**What you should do**:
Copy out each of the following rows character for character, leaving none out.

**Data in this exercise**:
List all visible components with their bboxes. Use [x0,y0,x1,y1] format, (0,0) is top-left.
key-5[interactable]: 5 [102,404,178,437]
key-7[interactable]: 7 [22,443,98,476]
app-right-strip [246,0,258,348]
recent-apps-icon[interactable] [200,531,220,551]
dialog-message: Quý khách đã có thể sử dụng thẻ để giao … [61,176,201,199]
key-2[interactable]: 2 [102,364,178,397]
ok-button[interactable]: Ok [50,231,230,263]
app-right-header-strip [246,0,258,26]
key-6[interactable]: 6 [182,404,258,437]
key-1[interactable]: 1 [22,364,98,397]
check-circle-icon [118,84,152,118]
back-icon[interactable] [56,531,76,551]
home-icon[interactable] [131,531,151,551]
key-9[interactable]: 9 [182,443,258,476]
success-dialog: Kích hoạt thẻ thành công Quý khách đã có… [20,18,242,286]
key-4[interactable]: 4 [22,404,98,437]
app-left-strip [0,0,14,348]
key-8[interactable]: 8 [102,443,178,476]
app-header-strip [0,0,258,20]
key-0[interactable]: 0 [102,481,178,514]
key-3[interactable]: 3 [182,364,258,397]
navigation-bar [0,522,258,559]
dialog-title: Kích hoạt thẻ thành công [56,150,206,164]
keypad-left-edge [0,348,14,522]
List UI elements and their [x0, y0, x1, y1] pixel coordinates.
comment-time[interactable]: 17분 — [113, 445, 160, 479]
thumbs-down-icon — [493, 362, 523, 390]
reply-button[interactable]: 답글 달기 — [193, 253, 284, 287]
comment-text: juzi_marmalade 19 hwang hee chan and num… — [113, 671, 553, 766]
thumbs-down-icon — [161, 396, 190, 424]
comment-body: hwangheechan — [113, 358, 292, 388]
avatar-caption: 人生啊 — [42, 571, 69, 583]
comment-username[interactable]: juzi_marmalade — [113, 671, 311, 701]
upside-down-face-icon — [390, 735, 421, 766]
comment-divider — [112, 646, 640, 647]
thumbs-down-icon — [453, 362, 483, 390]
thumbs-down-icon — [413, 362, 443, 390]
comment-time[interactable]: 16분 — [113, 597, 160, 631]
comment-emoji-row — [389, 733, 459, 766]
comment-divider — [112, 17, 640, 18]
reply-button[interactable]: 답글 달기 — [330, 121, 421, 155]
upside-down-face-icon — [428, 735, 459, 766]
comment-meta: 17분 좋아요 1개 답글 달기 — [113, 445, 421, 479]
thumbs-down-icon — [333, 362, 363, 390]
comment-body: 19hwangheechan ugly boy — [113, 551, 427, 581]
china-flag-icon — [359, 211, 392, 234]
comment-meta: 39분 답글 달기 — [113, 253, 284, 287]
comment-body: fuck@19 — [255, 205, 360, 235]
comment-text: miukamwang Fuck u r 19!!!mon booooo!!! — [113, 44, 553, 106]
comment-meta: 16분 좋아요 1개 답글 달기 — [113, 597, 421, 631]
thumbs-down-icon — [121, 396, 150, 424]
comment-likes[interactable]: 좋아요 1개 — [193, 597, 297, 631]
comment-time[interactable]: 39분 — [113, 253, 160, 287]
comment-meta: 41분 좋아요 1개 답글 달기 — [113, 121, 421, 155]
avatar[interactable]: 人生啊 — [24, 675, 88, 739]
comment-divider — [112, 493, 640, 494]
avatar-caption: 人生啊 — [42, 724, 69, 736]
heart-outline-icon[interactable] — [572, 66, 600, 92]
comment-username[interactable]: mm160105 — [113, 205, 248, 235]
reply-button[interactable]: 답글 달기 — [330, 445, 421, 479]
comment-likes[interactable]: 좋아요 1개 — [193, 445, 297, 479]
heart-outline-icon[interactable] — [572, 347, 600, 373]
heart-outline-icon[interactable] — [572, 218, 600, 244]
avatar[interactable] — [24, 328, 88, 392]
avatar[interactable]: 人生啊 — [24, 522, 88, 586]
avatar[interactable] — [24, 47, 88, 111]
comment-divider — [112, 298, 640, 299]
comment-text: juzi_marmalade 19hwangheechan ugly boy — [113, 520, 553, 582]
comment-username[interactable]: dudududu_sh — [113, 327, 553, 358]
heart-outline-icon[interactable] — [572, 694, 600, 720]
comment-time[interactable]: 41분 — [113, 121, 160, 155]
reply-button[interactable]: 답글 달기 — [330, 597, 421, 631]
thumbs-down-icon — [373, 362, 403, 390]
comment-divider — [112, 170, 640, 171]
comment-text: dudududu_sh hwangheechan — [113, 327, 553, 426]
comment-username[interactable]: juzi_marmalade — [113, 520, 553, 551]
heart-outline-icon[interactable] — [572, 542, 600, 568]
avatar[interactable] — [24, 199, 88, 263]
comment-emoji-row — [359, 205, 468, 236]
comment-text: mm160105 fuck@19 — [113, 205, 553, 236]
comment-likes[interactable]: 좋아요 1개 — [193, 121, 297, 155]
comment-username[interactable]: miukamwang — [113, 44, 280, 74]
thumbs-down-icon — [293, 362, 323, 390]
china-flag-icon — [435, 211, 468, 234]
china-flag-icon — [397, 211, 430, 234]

**Solution for this task**:
List all visible components with their bboxes. Use [x0,y0,x1,y1] format, (0,0) is top-left.
key-5[interactable]: 5 [102,404,178,437]
key-7[interactable]: 7 [22,443,98,476]
app-right-strip [246,0,258,348]
recent-apps-icon[interactable] [200,531,220,551]
dialog-message: Quý khách đã có thể sử dụng thẻ để giao … [61,176,201,199]
key-2[interactable]: 2 [102,364,178,397]
ok-button[interactable]: Ok [50,231,230,263]
app-right-header-strip [246,0,258,26]
key-6[interactable]: 6 [182,404,258,437]
key-1[interactable]: 1 [22,364,98,397]
check-circle-icon [118,84,152,118]
back-icon[interactable] [56,531,76,551]
home-icon[interactable] [131,531,151,551]
key-9[interactable]: 9 [182,443,258,476]
success-dialog: Kích hoạt thẻ thành công Quý khách đã có… [20,18,242,286]
key-4[interactable]: 4 [22,404,98,437]
app-left-strip [0,0,14,348]
key-8[interactable]: 8 [102,443,178,476]
app-header-strip [0,0,258,20]
key-0[interactable]: 0 [102,481,178,514]
key-3[interactable]: 3 [182,364,258,397]
navigation-bar [0,522,258,559]
dialog-title: Kích hoạt thẻ thành công [56,150,206,164]
keypad-left-edge [0,348,14,522]
List UI elements and their [x0, y0, x1, y1] pixel coordinates.
comment-time[interactable]: 17분 — [113, 445, 160, 479]
thumbs-down-icon — [493, 362, 523, 390]
reply-button[interactable]: 답글 달기 — [193, 253, 284, 287]
comment-text: juzi_marmalade 19 hwang hee chan and num… — [113, 671, 553, 766]
thumbs-down-icon — [161, 396, 190, 424]
comment-body: hwangheechan — [113, 358, 292, 388]
avatar-caption: 人生啊 — [42, 571, 69, 583]
comment-username[interactable]: juzi_marmalade — [113, 671, 311, 701]
upside-down-face-icon — [390, 735, 421, 766]
comment-divider — [112, 646, 640, 647]
thumbs-down-icon — [453, 362, 483, 390]
thumbs-down-icon — [413, 362, 443, 390]
comment-time[interactable]: 16분 — [113, 597, 160, 631]
comment-emoji-row — [389, 733, 459, 766]
comment-divider — [112, 17, 640, 18]
reply-button[interactable]: 답글 달기 — [330, 121, 421, 155]
upside-down-face-icon — [428, 735, 459, 766]
comment-meta: 17분 좋아요 1개 답글 달기 — [113, 445, 421, 479]
thumbs-down-icon — [333, 362, 363, 390]
comment-body: 19hwangheechan ugly boy — [113, 551, 427, 581]
china-flag-icon — [359, 211, 392, 234]
comment-meta: 39분 답글 달기 — [113, 253, 284, 287]
comment-body: fuck@19 — [255, 205, 360, 235]
comment-text: miukamwang Fuck u r 19!!!mon booooo!!! — [113, 44, 553, 106]
comment-meta: 16분 좋아요 1개 답글 달기 — [113, 597, 421, 631]
thumbs-down-icon — [121, 396, 150, 424]
comment-likes[interactable]: 좋아요 1개 — [193, 597, 297, 631]
comment-time[interactable]: 39분 — [113, 253, 160, 287]
comment-meta: 41분 좋아요 1개 답글 달기 — [113, 121, 421, 155]
avatar[interactable]: 人生啊 — [24, 675, 88, 739]
comment-divider — [112, 493, 640, 494]
avatar-caption: 人生啊 — [42, 724, 69, 736]
heart-outline-icon[interactable] — [572, 66, 600, 92]
comment-username[interactable]: mm160105 — [113, 205, 248, 235]
reply-button[interactable]: 답글 달기 — [330, 445, 421, 479]
comment-likes[interactable]: 좋아요 1개 — [193, 445, 297, 479]
heart-outline-icon[interactable] — [572, 347, 600, 373]
heart-outline-icon[interactable] — [572, 218, 600, 244]
avatar[interactable] — [24, 328, 88, 392]
avatar[interactable]: 人生啊 — [24, 522, 88, 586]
avatar[interactable] — [24, 47, 88, 111]
comment-divider — [112, 298, 640, 299]
comment-text: juzi_marmalade 19hwangheechan ugly boy — [113, 520, 553, 582]
comment-username[interactable]: dudududu_sh — [113, 327, 553, 358]
heart-outline-icon[interactable] — [572, 694, 600, 720]
comment-time[interactable]: 41분 — [113, 121, 160, 155]
reply-button[interactable]: 답글 달기 — [330, 597, 421, 631]
thumbs-down-icon — [373, 362, 403, 390]
comment-divider — [112, 170, 640, 171]
comment-text: dudududu_sh hwangheechan — [113, 327, 553, 426]
comment-username[interactable]: juzi_marmalade — [113, 520, 553, 551]
heart-outline-icon[interactable] — [572, 542, 600, 568]
avatar[interactable] — [24, 199, 88, 263]
comment-emoji-row — [359, 205, 468, 236]
comment-text: mm160105 fuck@19 — [113, 205, 553, 236]
comment-likes[interactable]: 좋아요 1개 — [193, 121, 297, 155]
comment-username[interactable]: miukamwang — [113, 44, 280, 74]
thumbs-down-icon — [293, 362, 323, 390]
china-flag-icon — [435, 211, 468, 234]
china-flag-icon — [397, 211, 430, 234]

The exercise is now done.